▶ _PROBLEM TO SOLVE_
In the records below, find each line containing the word "over" and copy it.

[Data entries]
_ _ _ _ _ _ _
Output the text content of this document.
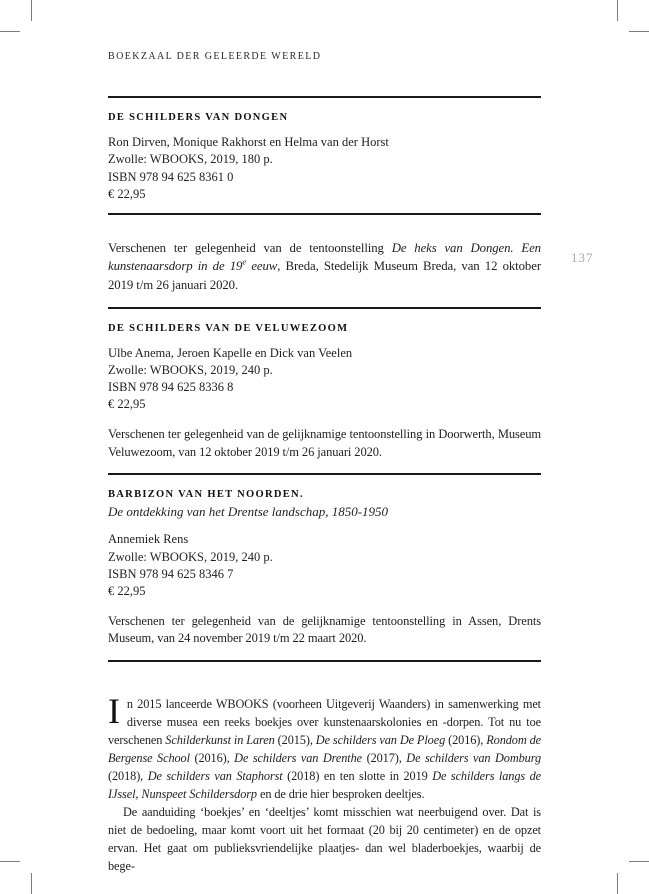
137
BOEKZAAL DER GELEERDE WERELD
DE SCHILDERS VAN DONGEN
Ron Dirven, Monique Rakhorst en Helma van der Horst
Zwolle: WBOOKS, 2019, 180 p.
ISBN 978 94 625 8361 0
€ 22,95

Verschenen ter gelegenheid van de tentoonstelling De heks van Dongen. Een kunstenaarsdorp in de 19e eeuw, Breda, Stedelijk Museum Breda, van 12 oktober 2019 t/m 26 januari 2020.

DE SCHILDERS VAN DE VELUWEZOOM
Ulbe Anema, Jeroen Kapelle en Dick van Veelen
Zwolle: WBOOKS, 2019, 240 p.
ISBN 978 94 625 8336 8
€ 22,95

Verschenen ter gelegenheid van de gelijknamige tentoonstelling in Doorwerth, Museum Veluwezoom, van 12 oktober 2019 t/m 26 januari 2020.

BARBIZON VAN HET NOORDEN.
De ontdekking van het Drentse landschap, 1850-1950
Annemiek Rens
Zwolle: WBOOKS, 2019, 240 p.
ISBN 978 94 625 8346 7
€ 22,95

Verschenen ter gelegenheid van de gelijknamige tentoonstelling in Assen, Drents Museum, van 24 november 2019 t/m 22 maart 2020.

In 2015 lanceerde WBOOKS (voorheen Uitgeverij Waanders) in samenwerking met diverse musea een reeks boekjes over kunstenaarskolonies en -dorpen. Tot nu toe verschenen Schilderkunst in Laren (2015), De schilders van De Ploeg (2016), Rondom de Bergense School (2016), De schilders van Drenthe (2017), De schilders van Domburg (2018), De schilders van Staphorst (2018) en ten slotte in 2019 De schilders langs de IJssel, Nunspeet Schildersdorp en de drie hier besproken deeltjes.

De aanduiding ‘boekjes’ en ‘deeltjes’ komt misschien wat neerbuigend over. Dat is niet de bedoeling, maar komt voort uit het formaat (20 bij 20 centimeter) en de opzet ervan. Het gaat om publieksvriendelijke plaatjes- dan wel bladerboekjes, waarbij de bege-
_ _ _ _ _ _ _
▶ _EXERCISE ANSWER_
In 2015 lanceerde WBOOKS (voorheen Uitgeverij Waanders) in samenwerking met diverse musea een reeks boekjes over kunstenaarskolonies en -dorpen. Tot nu toe verschenen Schilderkunst in Laren (2015), De schilders van De Ploeg (2016), Rondom de Bergense School (2016), De schilders van Drenthe (2017), De schilders van Domburg (2018), De schilders van Staphorst (2018) en ten slotte in 2019 De schilders langs de IJssel, Nunspeet Schildersdorp en de drie hier besproken deeltjes.
De aanduiding ‘boekjes’ en ‘deeltjes’ komt misschien wat neerbuigend over. Dat is niet de bedoeling, maar komt voort uit het formaat (20 bij 20 centimeter) en de opzet ervan. Het gaat om publieksvriendelijke plaatjes- dan wel bladerboekjes, waarbij de bege-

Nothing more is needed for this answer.